GIVEN TASK 1: In the post below about bot traffic, by what factor was the site's traffic too high for its rankings?
GIVEN TASK 2: Extract a passage word for word from the post below about bot traffic: begin at the words "How I found" and stop after the words "looking at analytics.".

* Begin SOURCE *

How I found out it was that advanced: A site I was looking at as a possible investment had solid traffic data provided via analytics access. I figured out it wasn't human only because I noticed that the conversions(sales) were low for that level of traffic and, later, that all sales came from one buyer, the site owner.

At that point I dug into the analytics to confirm it was bot traffic and I couldn't find a single metric that gave up the jig. I also use a couple of popular sites that monitor rankings and the traffic was far too high for the rankings it had, by a factor of 50x. I flipped through metric after metric, device type, location, screen size, length of visit, bounce rate etc, etc, even the live data.... there was NO way to tell it was bot traffic by looking at analytics.

Then I found the offer for said traffic, a tiny amount of cash for thousands of fake visits(which weren't being sold as fake). That was the end of the road for me and analytics. As Lucy said it's best to just use it as a reality check or confirmation for other sources of data

I used to dislike the companies who gather google data to better compete with me, the ones we all know about who offer to sell it to your competitors, but now I use these services to confirm that my raw log traffic from search is ballpark. It would not be difficult to replace real traffic with bot traffic on an unsuspecting hacked site in 2019.

* End SOURCE *
* Begin DATA EXTRACT *

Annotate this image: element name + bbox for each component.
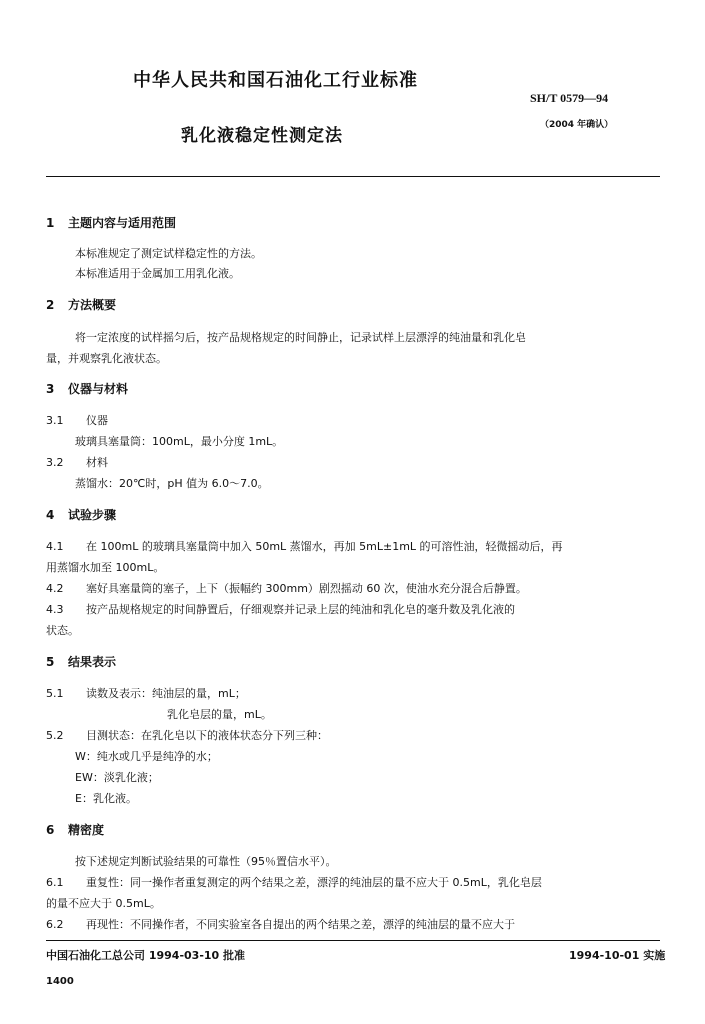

* End DATA EXTRACT *

WORKED ANSWER 1: By a factor of 50x.

WORKED ANSWER 2:
How I found out it was that advanced: A site I was looking at as a possible investment had solid traffic data provided via analytics access. I figured out it wasn't human only because I noticed that the conversions(sales) were low for that level of traffic and, later, that all sales came from one buyer, the site owner.

At that point I dug into the analytics to confirm it was bot traffic and I couldn't find a single metric that gave up the jig. I also use a couple of popular sites that monitor rankings and the traffic was far too high for the rankings it had, by a factor of 50x. I flipped through metric after metric, device type, location, screen size, length of visit, bounce rate etc, etc, even the live data.... there was NO way to tell it was bot traffic by looking at analytics.